--- STORED ROWS ---
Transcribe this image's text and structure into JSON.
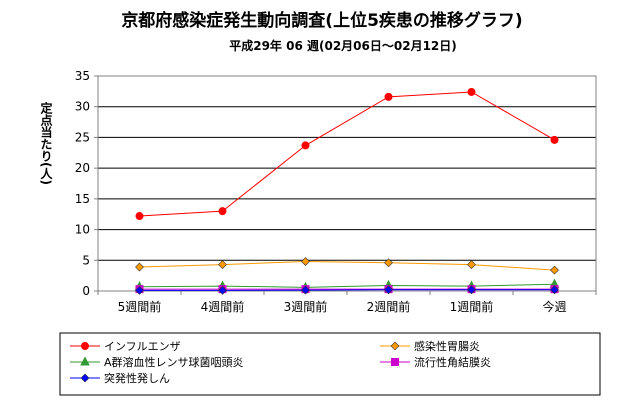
{
  "chart_data": {
    "type": "line",
    "title": "京都府感染症発生動向調査(上位5疾患の推移グラフ)",
    "subtitle": "平成29年 06 週(02月06日～02月12日)",
    "ylabel": "定点当たり(人)",
    "xlabel": "",
    "ylim": [
      0,
      35
    ],
    "yticks": [
      "0",
      "5",
      "10",
      "15",
      "20",
      "25",
      "30",
      "35"
    ],
    "categories": [
      "5週間前",
      "4週間前",
      "3週間前",
      "2週間前",
      "1週間前",
      "今週"
    ],
    "grid": true,
    "legend_position": "bottom",
    "series": [
      {
        "name": "インフルエンザ",
        "color": "#ff0000",
        "marker": "circle",
        "values": [
          12.2,
          13.0,
          23.7,
          31.6,
          32.4,
          24.6
        ]
      },
      {
        "name": "感染性胃腸炎",
        "color": "#ff9900",
        "marker": "diamond",
        "values": [
          3.9,
          4.3,
          4.8,
          4.6,
          4.3,
          3.4
        ]
      },
      {
        "name": "A群溶血性レンサ球菌咽頭炎",
        "color": "#339933",
        "marker": "triangle",
        "values": [
          0.7,
          0.8,
          0.6,
          0.9,
          0.8,
          1.1
        ]
      },
      {
        "name": "流行性角結膜炎",
        "color": "#cc00cc",
        "marker": "square",
        "values": [
          0.3,
          0.3,
          0.3,
          0.3,
          0.3,
          0.3
        ]
      },
      {
        "name": "突発性発しん",
        "color": "#0000ff",
        "marker": "diamond",
        "values": [
          0.1,
          0.1,
          0.15,
          0.2,
          0.2,
          0.2
        ]
      }
    ]
  }
}
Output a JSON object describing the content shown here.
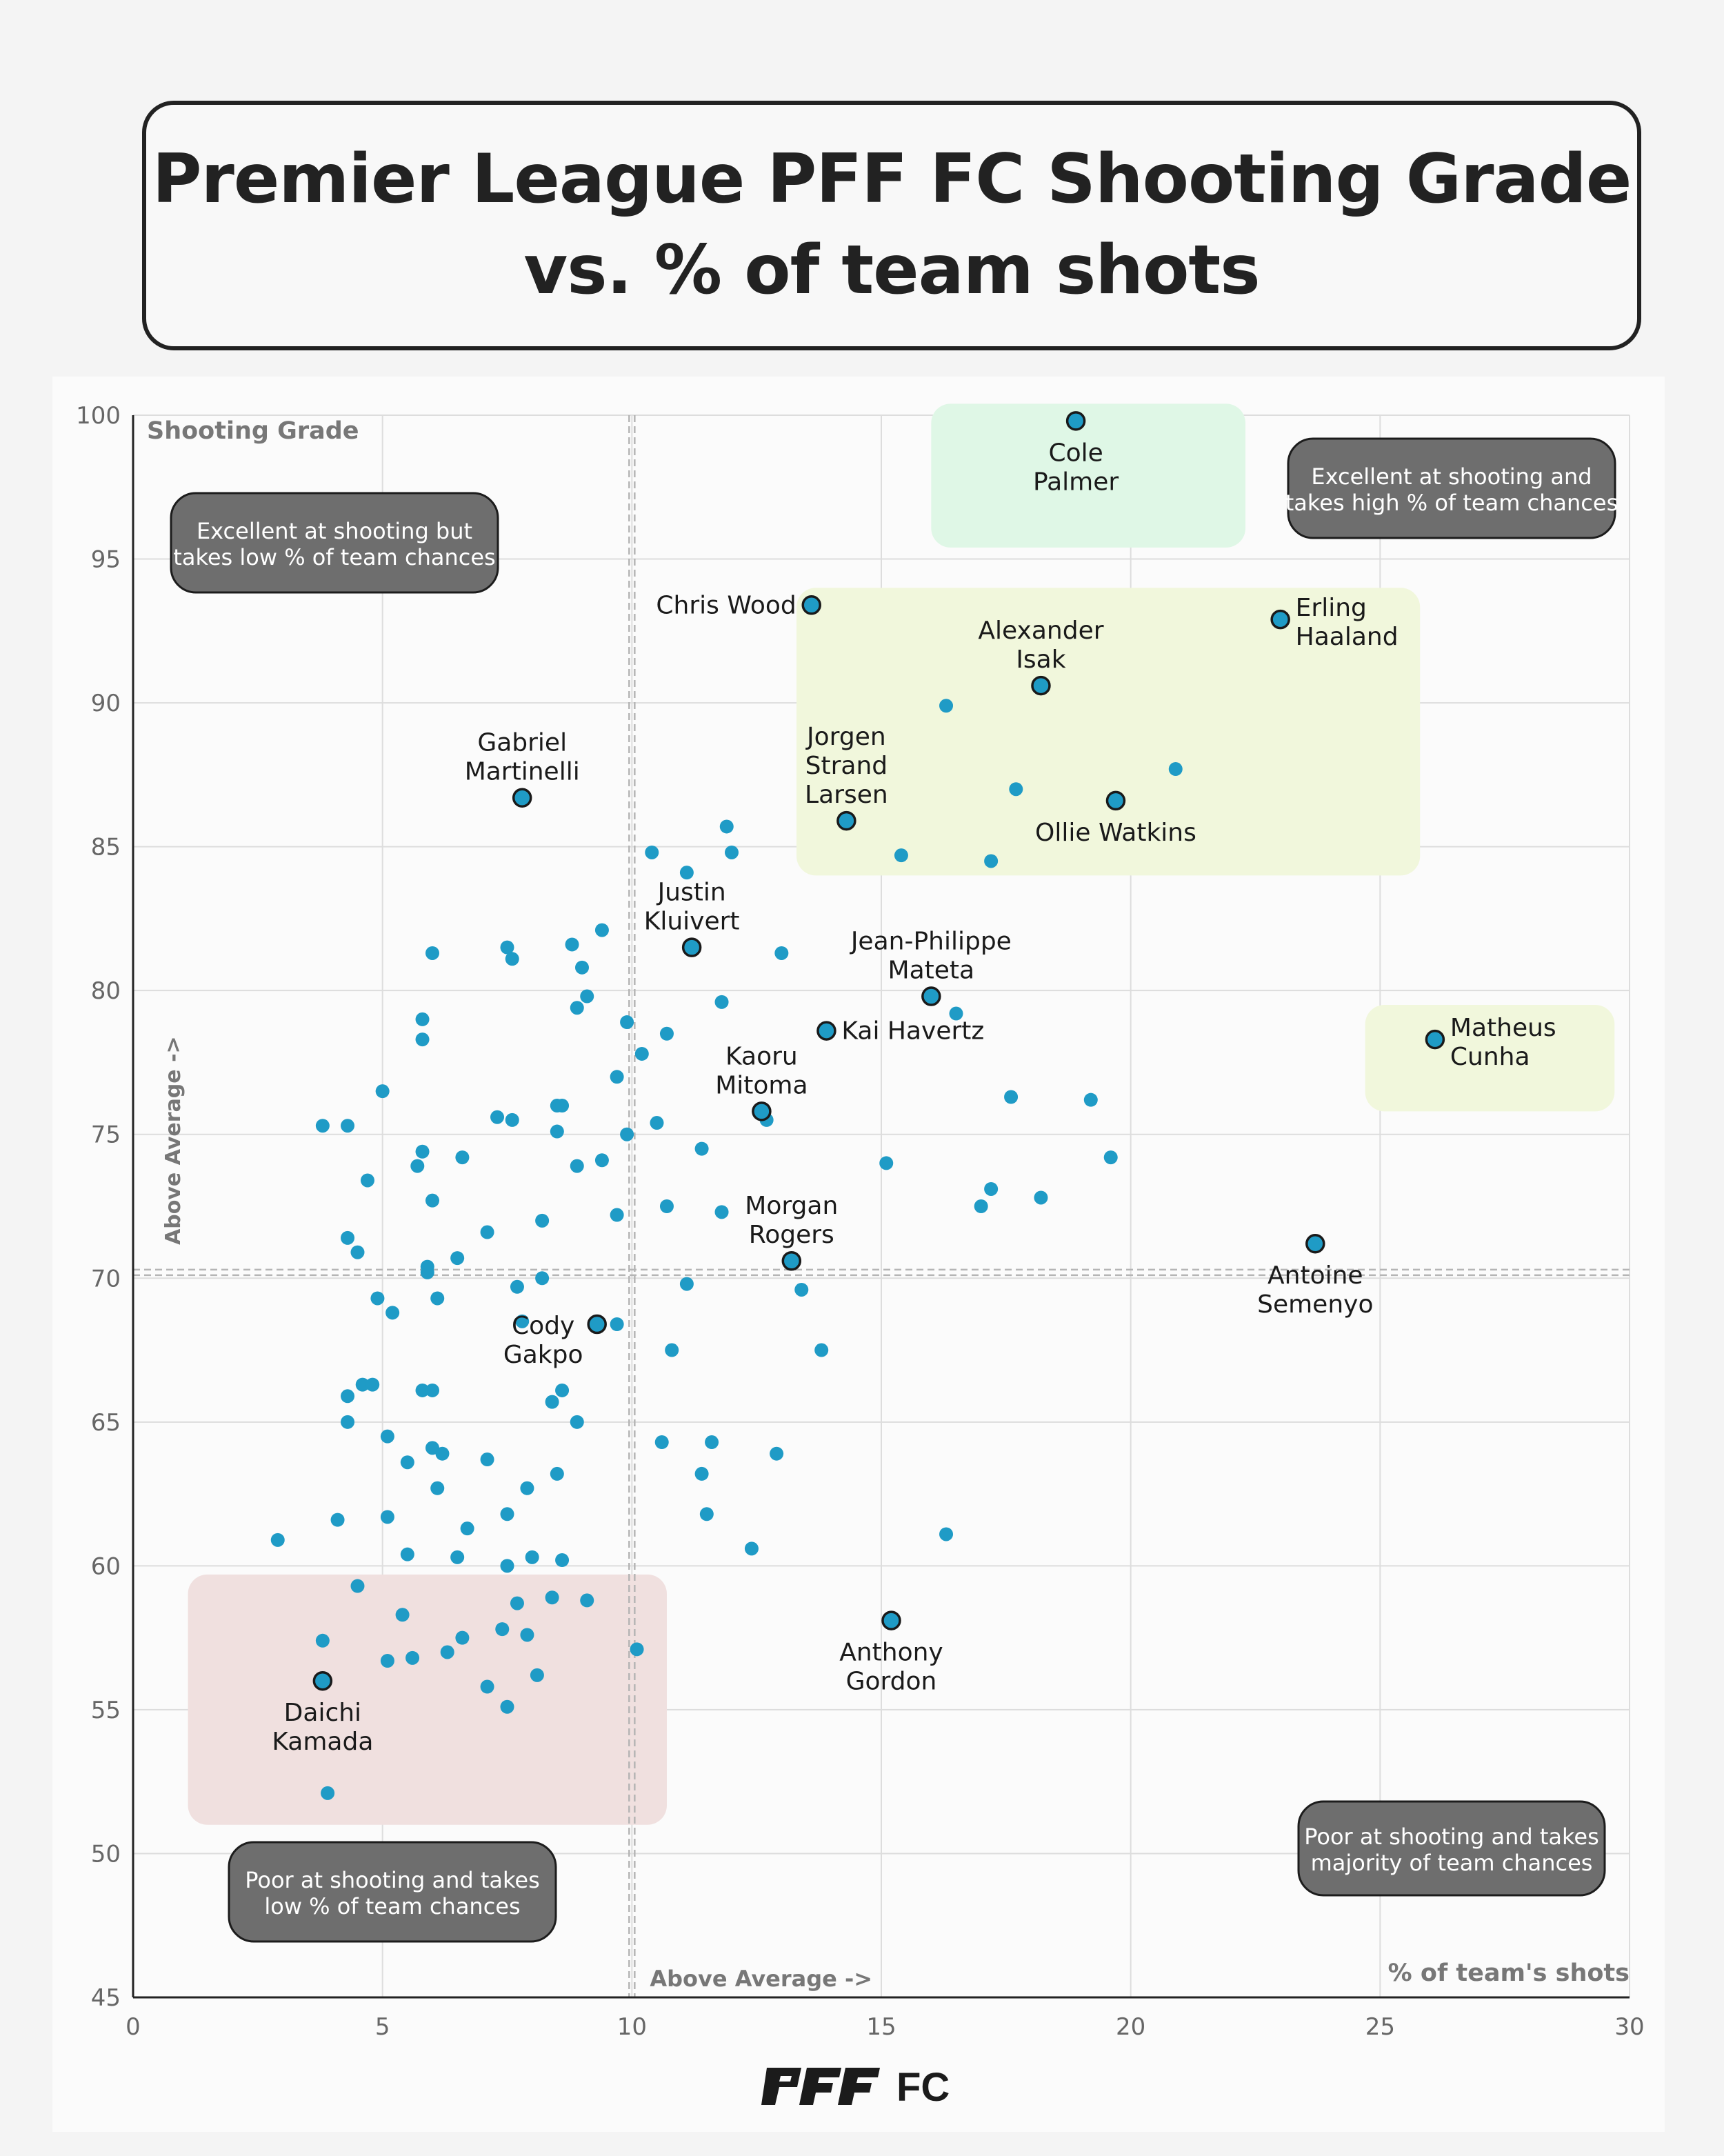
{
  "title": {
    "line1": "Premier League PFF FC Shooting Grade",
    "line2": "vs. % of team shots"
  },
  "logo_text": "PFF FC",
  "colors": {
    "point": "#1f9bc6",
    "axis": "#222222",
    "grid": "#dddddd",
    "callout": "#6e6e6e",
    "zone_green": "#dff7e6",
    "zone_yellow": "#f1f7dc",
    "zone_red": "#f0e0df"
  },
  "chart_data": {
    "type": "scatter",
    "title": "Premier League PFF FC Shooting Grade vs. % of team shots",
    "xlabel": "% of team's shots",
    "ylabel": "Shooting Grade",
    "xlim": [
      0,
      30
    ],
    "ylim": [
      45,
      100
    ],
    "xticks": [
      0,
      5,
      10,
      15,
      20,
      25,
      30
    ],
    "yticks": [
      45,
      50,
      55,
      60,
      65,
      70,
      75,
      80,
      85,
      90,
      95,
      100
    ],
    "avg_x": 10,
    "avg_y": 70.2,
    "avg_x_label": "Above Average ->",
    "avg_y_label": "Above Average ->",
    "quadrant_labels": [
      {
        "id": "top-left",
        "lines": [
          "Excellent at shooting but",
          "takes low % of team chances"
        ]
      },
      {
        "id": "top-right",
        "lines": [
          "Excellent at shooting and",
          "takes high % of team chances"
        ]
      },
      {
        "id": "bottom-left",
        "lines": [
          "Poor at shooting and takes",
          "low % of team chances"
        ]
      },
      {
        "id": "bottom-right",
        "lines": [
          "Poor at shooting and takes",
          "majority of team chances"
        ]
      }
    ],
    "highlight_zones": [
      {
        "id": "green",
        "x": [
          16,
          22.3
        ],
        "y": [
          95.4,
          100.4
        ]
      },
      {
        "id": "yellow",
        "x": [
          13.3,
          25.8
        ],
        "y": [
          84,
          94
        ]
      },
      {
        "id": "yellow",
        "x": [
          24.7,
          29.7
        ],
        "y": [
          75.8,
          79.5
        ]
      },
      {
        "id": "red",
        "x": [
          1.1,
          10.7
        ],
        "y": [
          51,
          59.7
        ]
      }
    ],
    "labeled_players": [
      {
        "name": [
          "Cole",
          "Palmer"
        ],
        "x": 18.9,
        "y": 99.8,
        "pos": "below"
      },
      {
        "name": [
          "Chris Wood"
        ],
        "x": 13.6,
        "y": 93.4,
        "pos": "left"
      },
      {
        "name": [
          "Alexander",
          "Isak"
        ],
        "x": 18.2,
        "y": 90.6,
        "pos": "above"
      },
      {
        "name": [
          "Erling",
          "Haaland"
        ],
        "x": 23.0,
        "y": 92.9,
        "pos": "right"
      },
      {
        "name": [
          "Jorgen",
          "Strand",
          "Larsen"
        ],
        "x": 14.3,
        "y": 85.9,
        "pos": "above"
      },
      {
        "name": [
          "Ollie Watkins"
        ],
        "x": 19.7,
        "y": 86.6,
        "pos": "below"
      },
      {
        "name": [
          "Gabriel",
          "Martinelli"
        ],
        "x": 7.8,
        "y": 86.7,
        "pos": "above"
      },
      {
        "name": [
          "Justin",
          "Kluivert"
        ],
        "x": 11.2,
        "y": 81.5,
        "pos": "above"
      },
      {
        "name": [
          "Jean-Philippe",
          "Mateta"
        ],
        "x": 16.0,
        "y": 79.8,
        "pos": "above"
      },
      {
        "name": [
          "Kai Havertz"
        ],
        "x": 13.9,
        "y": 78.6,
        "pos": "right"
      },
      {
        "name": [
          "Matheus",
          "Cunha"
        ],
        "x": 26.1,
        "y": 78.3,
        "pos": "right"
      },
      {
        "name": [
          "Kaoru",
          "Mitoma"
        ],
        "x": 12.6,
        "y": 75.8,
        "pos": "above"
      },
      {
        "name": [
          "Morgan",
          "Rogers"
        ],
        "x": 13.2,
        "y": 70.6,
        "pos": "above"
      },
      {
        "name": [
          "Antoine",
          "Semenyo"
        ],
        "x": 23.7,
        "y": 71.2,
        "pos": "below"
      },
      {
        "name": [
          "Cody",
          "Gakpo"
        ],
        "x": 9.3,
        "y": 68.4,
        "pos": "leftbelow"
      },
      {
        "name": [
          "Anthony",
          "Gordon"
        ],
        "x": 15.2,
        "y": 58.1,
        "pos": "below"
      },
      {
        "name": [
          "Daichi",
          "Kamada"
        ],
        "x": 3.8,
        "y": 56.0,
        "pos": "below"
      }
    ],
    "points": [
      [
        16.3,
        89.9
      ],
      [
        17.7,
        87.0
      ],
      [
        20.9,
        87.7
      ],
      [
        15.4,
        84.7
      ],
      [
        17.2,
        84.5
      ],
      [
        11.9,
        85.7
      ],
      [
        10.4,
        84.8
      ],
      [
        12.0,
        84.8
      ],
      [
        11.1,
        84.1
      ],
      [
        9.4,
        82.1
      ],
      [
        8.8,
        81.6
      ],
      [
        6.0,
        81.3
      ],
      [
        7.5,
        81.5
      ],
      [
        7.6,
        81.1
      ],
      [
        9.0,
        80.8
      ],
      [
        13.0,
        81.3
      ],
      [
        9.1,
        79.8
      ],
      [
        8.9,
        79.4
      ],
      [
        11.8,
        79.6
      ],
      [
        16.5,
        79.2
      ],
      [
        9.9,
        78.9
      ],
      [
        10.7,
        78.5
      ],
      [
        5.8,
        79.0
      ],
      [
        5.8,
        78.3
      ],
      [
        10.2,
        77.8
      ],
      [
        9.7,
        77.0
      ],
      [
        5.0,
        76.5
      ],
      [
        3.8,
        75.3
      ],
      [
        4.3,
        75.3
      ],
      [
        8.5,
        76.0
      ],
      [
        8.6,
        76.0
      ],
      [
        7.3,
        75.6
      ],
      [
        7.6,
        75.5
      ],
      [
        10.5,
        75.4
      ],
      [
        12.7,
        75.5
      ],
      [
        17.6,
        76.3
      ],
      [
        19.2,
        76.2
      ],
      [
        8.5,
        75.1
      ],
      [
        9.9,
        75.0
      ],
      [
        5.8,
        74.4
      ],
      [
        5.7,
        73.9
      ],
      [
        6.6,
        74.2
      ],
      [
        8.9,
        73.9
      ],
      [
        9.4,
        74.1
      ],
      [
        11.4,
        74.5
      ],
      [
        15.1,
        74.0
      ],
      [
        19.6,
        74.2
      ],
      [
        4.7,
        73.4
      ],
      [
        17.2,
        73.1
      ],
      [
        6.0,
        72.7
      ],
      [
        10.7,
        72.5
      ],
      [
        11.8,
        72.3
      ],
      [
        17.0,
        72.5
      ],
      [
        18.2,
        72.8
      ],
      [
        9.7,
        72.2
      ],
      [
        8.2,
        72.0
      ],
      [
        7.1,
        71.6
      ],
      [
        4.3,
        71.4
      ],
      [
        4.5,
        70.9
      ],
      [
        6.5,
        70.7
      ],
      [
        5.9,
        70.4
      ],
      [
        5.9,
        70.2
      ],
      [
        7.7,
        69.7
      ],
      [
        8.2,
        70.0
      ],
      [
        11.1,
        69.8
      ],
      [
        13.4,
        69.6
      ],
      [
        4.9,
        69.3
      ],
      [
        6.1,
        69.3
      ],
      [
        5.2,
        68.8
      ],
      [
        7.8,
        68.5
      ],
      [
        9.7,
        68.4
      ],
      [
        10.8,
        67.5
      ],
      [
        13.8,
        67.5
      ],
      [
        4.6,
        66.3
      ],
      [
        4.8,
        66.3
      ],
      [
        4.3,
        65.9
      ],
      [
        5.8,
        66.1
      ],
      [
        6.0,
        66.1
      ],
      [
        8.6,
        66.1
      ],
      [
        8.4,
        65.7
      ],
      [
        4.3,
        65.0
      ],
      [
        8.9,
        65.0
      ],
      [
        5.1,
        64.5
      ],
      [
        10.6,
        64.3
      ],
      [
        11.6,
        64.3
      ],
      [
        6.0,
        64.1
      ],
      [
        6.2,
        63.9
      ],
      [
        12.9,
        63.9
      ],
      [
        5.5,
        63.6
      ],
      [
        7.1,
        63.7
      ],
      [
        11.4,
        63.2
      ],
      [
        8.5,
        63.2
      ],
      [
        6.1,
        62.7
      ],
      [
        7.9,
        62.7
      ],
      [
        4.1,
        61.6
      ],
      [
        5.1,
        61.7
      ],
      [
        7.5,
        61.8
      ],
      [
        11.5,
        61.8
      ],
      [
        6.7,
        61.3
      ],
      [
        2.9,
        60.9
      ],
      [
        16.3,
        61.1
      ],
      [
        12.4,
        60.6
      ],
      [
        5.5,
        60.4
      ],
      [
        6.5,
        60.3
      ],
      [
        8.0,
        60.3
      ],
      [
        8.6,
        60.2
      ],
      [
        7.5,
        60.0
      ],
      [
        4.5,
        59.3
      ],
      [
        7.7,
        58.7
      ],
      [
        8.4,
        58.9
      ],
      [
        9.1,
        58.8
      ],
      [
        5.4,
        58.3
      ],
      [
        7.4,
        57.8
      ],
      [
        7.9,
        57.6
      ],
      [
        3.8,
        57.4
      ],
      [
        6.6,
        57.5
      ],
      [
        6.3,
        57.0
      ],
      [
        10.1,
        57.1
      ],
      [
        5.1,
        56.7
      ],
      [
        5.6,
        56.8
      ],
      [
        8.1,
        56.2
      ],
      [
        7.1,
        55.8
      ],
      [
        7.5,
        55.1
      ],
      [
        3.9,
        52.1
      ]
    ]
  }
}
---
Extract, from the material above, each line holding the word "League".

    "line1": "Premier League PFF FC Shooting Grade",
    "title": "Premier League PFF FC Shooting Grade vs. % of team shots",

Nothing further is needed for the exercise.